Problem to work on: Will you transcribe the entries that follow, exactly and in full?
── Data supplied
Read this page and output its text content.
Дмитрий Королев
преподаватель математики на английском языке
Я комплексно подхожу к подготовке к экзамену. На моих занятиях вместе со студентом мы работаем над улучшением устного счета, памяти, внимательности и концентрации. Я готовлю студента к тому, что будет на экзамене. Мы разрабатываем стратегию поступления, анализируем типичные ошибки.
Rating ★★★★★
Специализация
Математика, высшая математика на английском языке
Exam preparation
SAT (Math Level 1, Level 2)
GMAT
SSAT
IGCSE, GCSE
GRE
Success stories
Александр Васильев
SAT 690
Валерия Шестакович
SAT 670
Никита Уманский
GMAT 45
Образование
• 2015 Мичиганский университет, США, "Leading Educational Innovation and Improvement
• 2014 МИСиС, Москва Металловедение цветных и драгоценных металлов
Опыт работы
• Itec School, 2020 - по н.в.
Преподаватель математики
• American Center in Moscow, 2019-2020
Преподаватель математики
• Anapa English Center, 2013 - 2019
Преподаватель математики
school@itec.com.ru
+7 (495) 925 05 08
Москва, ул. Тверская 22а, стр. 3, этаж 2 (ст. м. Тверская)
────
Output:
Read this page and output its text content.
Дмитрий Королев
преподаватель математики на английском языке
Я комплексно подхожу к подготовке к экзамену. На моих занятиях вместе со студентом мы работаем над улучшением устного счета, памяти, внимательности и концентрации. Я готовлю студента к тому, что будет на экзамене. Мы разрабатываем стратегию поступления, анализируем типичные ошибки.
Rating ★★★★★
Специализация
Математика, высшая математика на английском языке
Exam preparation
SAT (Math Level 1, Level 2)
GMAT
SSAT
IGCSE, GCSE
GRE
Success stories
Александр Васильев
SAT 690
Валерия Шестакович
SAT 670
Никита Уманский
GMAT 45
Образование
• 2015 Мичиганский университет, США, "Leading Educational Innovation and Improvement
• 2014 МИСиС, Москва Металловедение цветных и драгоценных металлов
Опыт работы
• Itec School, 2020 - по н.в.
Преподаватель математики
• American Center in Moscow, 2019-2020
Преподаватель математики
• Anapa English Center, 2013 - 2019
Преподаватель математики
school@itec.com.ru
+7 (495) 925 05 08
Москва, ул. Тверская 22а, стр. 3, этаж 2 (ст. м. Тверская)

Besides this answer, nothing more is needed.